▶ EXERCISE INSTRUCTIONS
Transcribe the data that follows precisely, omitting nothing.
[BEGIN WORKING DATA]
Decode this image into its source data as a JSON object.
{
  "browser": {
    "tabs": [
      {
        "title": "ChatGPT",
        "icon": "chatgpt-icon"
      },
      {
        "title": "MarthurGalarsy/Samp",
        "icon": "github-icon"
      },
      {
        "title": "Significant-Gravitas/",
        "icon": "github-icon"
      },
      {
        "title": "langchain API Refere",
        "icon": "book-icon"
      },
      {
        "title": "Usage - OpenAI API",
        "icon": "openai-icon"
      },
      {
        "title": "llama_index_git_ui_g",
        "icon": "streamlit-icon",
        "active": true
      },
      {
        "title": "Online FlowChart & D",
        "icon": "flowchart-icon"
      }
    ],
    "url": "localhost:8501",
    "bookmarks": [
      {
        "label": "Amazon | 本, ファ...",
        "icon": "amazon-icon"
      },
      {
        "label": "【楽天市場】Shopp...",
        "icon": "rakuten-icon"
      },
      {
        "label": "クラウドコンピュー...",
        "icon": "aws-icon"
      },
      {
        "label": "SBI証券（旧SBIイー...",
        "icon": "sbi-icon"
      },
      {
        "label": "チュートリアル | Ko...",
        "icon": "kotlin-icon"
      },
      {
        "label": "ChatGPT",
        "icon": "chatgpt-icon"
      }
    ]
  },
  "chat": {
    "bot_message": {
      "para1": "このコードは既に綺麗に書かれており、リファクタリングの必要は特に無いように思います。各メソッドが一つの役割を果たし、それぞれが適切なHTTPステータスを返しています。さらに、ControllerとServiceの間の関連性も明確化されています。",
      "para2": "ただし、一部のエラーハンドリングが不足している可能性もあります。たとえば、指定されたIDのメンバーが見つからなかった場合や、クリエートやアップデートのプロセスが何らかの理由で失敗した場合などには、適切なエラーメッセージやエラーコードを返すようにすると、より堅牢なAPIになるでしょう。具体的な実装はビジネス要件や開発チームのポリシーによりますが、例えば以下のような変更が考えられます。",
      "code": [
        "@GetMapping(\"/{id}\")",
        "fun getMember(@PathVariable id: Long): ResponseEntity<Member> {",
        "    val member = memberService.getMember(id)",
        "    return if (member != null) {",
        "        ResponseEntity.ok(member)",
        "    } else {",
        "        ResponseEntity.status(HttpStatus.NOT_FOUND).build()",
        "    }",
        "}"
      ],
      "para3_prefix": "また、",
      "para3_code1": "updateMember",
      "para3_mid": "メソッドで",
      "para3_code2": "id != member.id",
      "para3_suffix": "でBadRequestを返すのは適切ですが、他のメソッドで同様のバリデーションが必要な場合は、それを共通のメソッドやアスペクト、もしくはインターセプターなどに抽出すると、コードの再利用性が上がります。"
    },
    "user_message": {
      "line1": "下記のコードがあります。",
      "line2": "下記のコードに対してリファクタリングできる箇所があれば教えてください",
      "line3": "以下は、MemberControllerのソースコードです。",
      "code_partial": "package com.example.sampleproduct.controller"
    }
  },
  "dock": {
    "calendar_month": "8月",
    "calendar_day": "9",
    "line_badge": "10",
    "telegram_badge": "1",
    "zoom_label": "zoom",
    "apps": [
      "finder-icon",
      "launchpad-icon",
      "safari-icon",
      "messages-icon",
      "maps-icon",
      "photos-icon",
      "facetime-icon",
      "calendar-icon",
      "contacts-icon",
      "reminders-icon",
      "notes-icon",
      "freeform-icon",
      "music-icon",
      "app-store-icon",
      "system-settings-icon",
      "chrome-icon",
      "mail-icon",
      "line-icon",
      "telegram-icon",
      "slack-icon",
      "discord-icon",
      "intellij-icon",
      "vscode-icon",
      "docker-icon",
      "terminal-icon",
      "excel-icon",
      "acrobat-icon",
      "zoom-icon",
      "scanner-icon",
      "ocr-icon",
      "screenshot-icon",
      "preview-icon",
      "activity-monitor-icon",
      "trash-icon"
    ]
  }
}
[END WORKING DATA]
▶ RESPONSE TO THIS TASK
Decode this image into its source data as a JSON object.
{
  "browser": {
    "tabs": [
      {
        "title": "ChatGPT",
        "icon": "chatgpt-icon"
      },
      {
        "title": "MarthurGalarsy/Samp",
        "icon": "github-icon"
      },
      {
        "title": "Significant-Gravitas/",
        "icon": "github-icon"
      },
      {
        "title": "langchain API Refere",
        "icon": "book-icon"
      },
      {
        "title": "Usage - OpenAI API",
        "icon": "openai-icon"
      },
      {
        "title": "llama_index_git_ui_g",
        "icon": "streamlit-icon",
        "active": true
      },
      {
        "title": "Online FlowChart & D",
        "icon": "flowchart-icon"
      }
    ],
    "url": "localhost:8501",
    "bookmarks": [
      {
        "label": "Amazon | 本, ファ...",
        "icon": "amazon-icon"
      },
      {
        "label": "【楽天市場】Shopp...",
        "icon": "rakuten-icon"
      },
      {
        "label": "クラウドコンピュー...",
        "icon": "aws-icon"
      },
      {
        "label": "SBI証券（旧SBIイー...",
        "icon": "sbi-icon"
      },
      {
        "label": "チュートリアル | Ko...",
        "icon": "kotlin-icon"
      },
      {
        "label": "ChatGPT",
        "icon": "chatgpt-icon"
      }
    ]
  },
  "chat": {
    "bot_message": {
      "para1": "このコードは既に綺麗に書かれており、リファクタリングの必要は特に無いように思います。各メソッドが一つの役割を果たし、それぞれが適切なHTTPステータスを返しています。さらに、ControllerとServiceの間の関連性も明確化されています。",
      "para2": "ただし、一部のエラーハンドリングが不足している可能性もあります。たとえば、指定されたIDのメンバーが見つからなかった場合や、クリエートやアップデートのプロセスが何らかの理由で失敗した場合などには、適切なエラーメッセージやエラーコードを返すようにすると、より堅牢なAPIになるでしょう。具体的な実装はビジネス要件や開発チームのポリシーによりますが、例えば以下のような変更が考えられます。",
      "code": [
        "@GetMapping(\"/{id}\")",
        "fun getMember(@PathVariable id: Long): ResponseEntity<Member> {",
        "    val member = memberService.getMember(id)",
        "    return if (member != null) {",
        "        ResponseEntity.ok(member)",
        "    } else {",
        "        ResponseEntity.status(HttpStatus.NOT_FOUND).build()",
        "    }",
        "}"
      ],
      "para3_prefix": "また、",
      "para3_code1": "updateMember",
      "para3_mid": "メソッドで",
      "para3_code2": "id != member.id",
      "para3_suffix": "でBadRequestを返すのは適切ですが、他のメソッドで同様のバリデーションが必要な場合は、それを共通のメソッドやアスペクト、もしくはインターセプターなどに抽出すると、コードの再利用性が上がります。"
    },
    "user_message": {
      "line1": "下記のコードがあります。",
      "line2": "下記のコードに対してリファクタリングできる箇所があれば教えてください",
      "line3": "以下は、MemberControllerのソースコードです。",
      "code_partial": "package com.example.sampleproduct.controller"
    }
  },
  "dock": {
    "calendar_month": "8月",
    "calendar_day": "9",
    "line_badge": "10",
    "telegram_badge": "1",
    "zoom_label": "zoom",
    "apps": [
      "finder-icon",
      "launchpad-icon",
      "safari-icon",
      "messages-icon",
      "maps-icon",
      "photos-icon",
      "facetime-icon",
      "calendar-icon",
      "contacts-icon",
      "reminders-icon",
      "notes-icon",
      "freeform-icon",
      "music-icon",
      "app-store-icon",
      "system-settings-icon",
      "chrome-icon",
      "mail-icon",
      "line-icon",
      "telegram-icon",
      "slack-icon",
      "discord-icon",
      "intellij-icon",
      "vscode-icon",
      "docker-icon",
      "terminal-icon",
      "excel-icon",
      "acrobat-icon",
      "zoom-icon",
      "scanner-icon",
      "ocr-icon",
      "screenshot-icon",
      "preview-icon",
      "activity-monitor-icon",
      "trash-icon"
    ]
  }
}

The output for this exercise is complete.